§ **EXERCISE DESCRIPTION**: Locate the word "friends" in the data below, then copy every line that holds it.

§ **EXTRACTED MATERIAL**:
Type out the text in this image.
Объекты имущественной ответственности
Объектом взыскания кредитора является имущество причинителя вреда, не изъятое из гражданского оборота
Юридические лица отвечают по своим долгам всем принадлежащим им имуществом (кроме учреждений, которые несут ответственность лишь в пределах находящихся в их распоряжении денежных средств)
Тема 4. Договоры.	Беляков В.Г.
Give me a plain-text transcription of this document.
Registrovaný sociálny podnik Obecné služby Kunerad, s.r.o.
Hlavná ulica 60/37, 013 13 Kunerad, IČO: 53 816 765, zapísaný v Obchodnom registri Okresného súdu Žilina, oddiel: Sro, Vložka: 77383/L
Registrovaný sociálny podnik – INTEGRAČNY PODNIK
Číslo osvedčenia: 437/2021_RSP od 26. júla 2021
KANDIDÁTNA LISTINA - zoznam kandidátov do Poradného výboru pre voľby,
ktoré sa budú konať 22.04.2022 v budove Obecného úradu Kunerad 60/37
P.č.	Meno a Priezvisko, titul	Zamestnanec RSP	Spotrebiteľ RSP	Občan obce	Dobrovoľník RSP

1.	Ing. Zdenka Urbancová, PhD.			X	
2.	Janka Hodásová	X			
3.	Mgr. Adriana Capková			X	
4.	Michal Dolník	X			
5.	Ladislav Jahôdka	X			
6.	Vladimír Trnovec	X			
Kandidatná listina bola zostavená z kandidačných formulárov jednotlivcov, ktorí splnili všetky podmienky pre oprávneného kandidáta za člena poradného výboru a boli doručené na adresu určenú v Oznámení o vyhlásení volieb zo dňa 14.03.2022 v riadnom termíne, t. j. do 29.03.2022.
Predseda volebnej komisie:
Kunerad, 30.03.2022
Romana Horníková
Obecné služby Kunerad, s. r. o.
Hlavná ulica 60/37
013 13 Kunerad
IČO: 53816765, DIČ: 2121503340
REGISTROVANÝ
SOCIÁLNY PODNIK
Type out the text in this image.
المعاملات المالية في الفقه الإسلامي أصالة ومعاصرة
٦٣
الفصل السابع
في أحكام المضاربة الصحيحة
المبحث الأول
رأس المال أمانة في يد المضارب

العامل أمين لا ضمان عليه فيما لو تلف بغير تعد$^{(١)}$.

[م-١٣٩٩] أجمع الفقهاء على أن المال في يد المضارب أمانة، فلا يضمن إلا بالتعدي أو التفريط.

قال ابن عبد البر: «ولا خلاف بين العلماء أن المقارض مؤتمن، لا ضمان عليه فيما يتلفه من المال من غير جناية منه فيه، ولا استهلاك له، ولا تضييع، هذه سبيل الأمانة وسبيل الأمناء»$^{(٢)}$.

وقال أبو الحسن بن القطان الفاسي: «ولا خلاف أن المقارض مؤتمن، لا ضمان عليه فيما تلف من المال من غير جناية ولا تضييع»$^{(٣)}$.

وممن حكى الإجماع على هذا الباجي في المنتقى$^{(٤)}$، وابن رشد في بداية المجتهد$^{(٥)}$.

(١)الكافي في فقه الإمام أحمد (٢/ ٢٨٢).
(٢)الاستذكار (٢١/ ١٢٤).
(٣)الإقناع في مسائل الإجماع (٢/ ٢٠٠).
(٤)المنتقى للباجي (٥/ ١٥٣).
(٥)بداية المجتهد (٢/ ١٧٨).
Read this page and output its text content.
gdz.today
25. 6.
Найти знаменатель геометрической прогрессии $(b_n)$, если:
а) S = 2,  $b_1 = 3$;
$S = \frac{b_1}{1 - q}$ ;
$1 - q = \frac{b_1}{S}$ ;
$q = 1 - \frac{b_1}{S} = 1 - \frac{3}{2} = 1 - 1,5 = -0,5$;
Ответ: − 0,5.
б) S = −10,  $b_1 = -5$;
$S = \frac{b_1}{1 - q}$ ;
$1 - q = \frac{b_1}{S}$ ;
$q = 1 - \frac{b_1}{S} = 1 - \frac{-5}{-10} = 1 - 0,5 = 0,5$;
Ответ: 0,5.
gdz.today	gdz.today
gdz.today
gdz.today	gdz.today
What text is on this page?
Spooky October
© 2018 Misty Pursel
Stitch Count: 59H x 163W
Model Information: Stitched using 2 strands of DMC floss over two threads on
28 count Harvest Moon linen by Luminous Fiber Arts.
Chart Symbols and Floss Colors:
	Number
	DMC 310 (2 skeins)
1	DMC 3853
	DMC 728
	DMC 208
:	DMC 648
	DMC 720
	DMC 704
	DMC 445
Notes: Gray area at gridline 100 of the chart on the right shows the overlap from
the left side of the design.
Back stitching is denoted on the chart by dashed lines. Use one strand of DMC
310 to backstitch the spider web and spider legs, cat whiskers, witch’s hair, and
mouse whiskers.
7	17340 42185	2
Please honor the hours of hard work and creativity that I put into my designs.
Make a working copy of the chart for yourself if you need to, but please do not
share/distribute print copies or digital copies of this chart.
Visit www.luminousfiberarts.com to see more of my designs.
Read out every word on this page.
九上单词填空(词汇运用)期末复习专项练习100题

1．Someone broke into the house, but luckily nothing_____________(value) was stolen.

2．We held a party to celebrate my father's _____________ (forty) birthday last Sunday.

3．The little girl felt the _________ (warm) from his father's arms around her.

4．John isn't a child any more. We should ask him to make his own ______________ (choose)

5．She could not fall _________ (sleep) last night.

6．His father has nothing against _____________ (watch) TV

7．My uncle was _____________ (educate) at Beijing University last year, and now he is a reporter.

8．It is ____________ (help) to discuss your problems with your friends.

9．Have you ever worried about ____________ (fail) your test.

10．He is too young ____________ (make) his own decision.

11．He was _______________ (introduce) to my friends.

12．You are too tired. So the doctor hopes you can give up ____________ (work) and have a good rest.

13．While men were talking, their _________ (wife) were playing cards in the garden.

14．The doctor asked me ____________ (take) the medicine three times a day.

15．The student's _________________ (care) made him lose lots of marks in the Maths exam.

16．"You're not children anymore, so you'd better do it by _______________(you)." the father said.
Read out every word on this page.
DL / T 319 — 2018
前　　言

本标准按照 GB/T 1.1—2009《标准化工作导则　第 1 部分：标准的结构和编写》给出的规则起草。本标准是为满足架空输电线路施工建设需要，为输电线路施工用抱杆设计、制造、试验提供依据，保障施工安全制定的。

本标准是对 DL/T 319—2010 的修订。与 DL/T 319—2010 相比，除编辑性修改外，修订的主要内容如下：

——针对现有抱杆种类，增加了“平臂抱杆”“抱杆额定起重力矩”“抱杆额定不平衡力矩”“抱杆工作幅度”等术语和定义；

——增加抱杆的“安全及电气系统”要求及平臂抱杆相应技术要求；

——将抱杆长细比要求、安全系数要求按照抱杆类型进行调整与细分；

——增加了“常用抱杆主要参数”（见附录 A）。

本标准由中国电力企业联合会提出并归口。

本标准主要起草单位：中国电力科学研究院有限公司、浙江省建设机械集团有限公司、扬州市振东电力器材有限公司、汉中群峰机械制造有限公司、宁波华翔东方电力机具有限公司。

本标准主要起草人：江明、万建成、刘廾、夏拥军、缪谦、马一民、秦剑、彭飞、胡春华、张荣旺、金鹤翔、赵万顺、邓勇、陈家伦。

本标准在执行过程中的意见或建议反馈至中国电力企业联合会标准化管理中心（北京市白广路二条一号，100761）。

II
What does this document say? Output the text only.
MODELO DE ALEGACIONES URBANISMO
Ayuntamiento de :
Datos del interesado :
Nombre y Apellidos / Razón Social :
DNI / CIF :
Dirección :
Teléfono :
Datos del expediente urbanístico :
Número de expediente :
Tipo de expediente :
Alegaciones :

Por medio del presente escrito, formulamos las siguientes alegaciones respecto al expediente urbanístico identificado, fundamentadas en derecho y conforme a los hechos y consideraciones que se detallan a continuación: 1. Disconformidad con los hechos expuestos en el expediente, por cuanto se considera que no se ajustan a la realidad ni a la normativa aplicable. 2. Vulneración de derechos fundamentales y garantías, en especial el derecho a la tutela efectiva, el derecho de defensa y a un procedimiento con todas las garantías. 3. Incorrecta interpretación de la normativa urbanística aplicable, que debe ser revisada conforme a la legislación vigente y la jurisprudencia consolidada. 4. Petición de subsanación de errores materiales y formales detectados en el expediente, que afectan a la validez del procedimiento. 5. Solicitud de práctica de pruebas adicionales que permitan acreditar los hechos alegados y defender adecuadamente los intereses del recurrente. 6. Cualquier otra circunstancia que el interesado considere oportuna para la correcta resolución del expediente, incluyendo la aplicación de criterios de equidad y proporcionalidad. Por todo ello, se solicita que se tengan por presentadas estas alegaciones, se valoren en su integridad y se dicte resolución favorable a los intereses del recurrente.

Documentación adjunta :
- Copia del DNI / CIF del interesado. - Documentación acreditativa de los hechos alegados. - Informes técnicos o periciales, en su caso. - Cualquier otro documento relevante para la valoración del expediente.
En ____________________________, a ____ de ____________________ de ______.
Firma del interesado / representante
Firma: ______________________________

§ **WRITTEN RESPONSE**:
8．It is ____________ (help) to discuss your problems with your friends.
11．He was _______________ (introduce) to my friends.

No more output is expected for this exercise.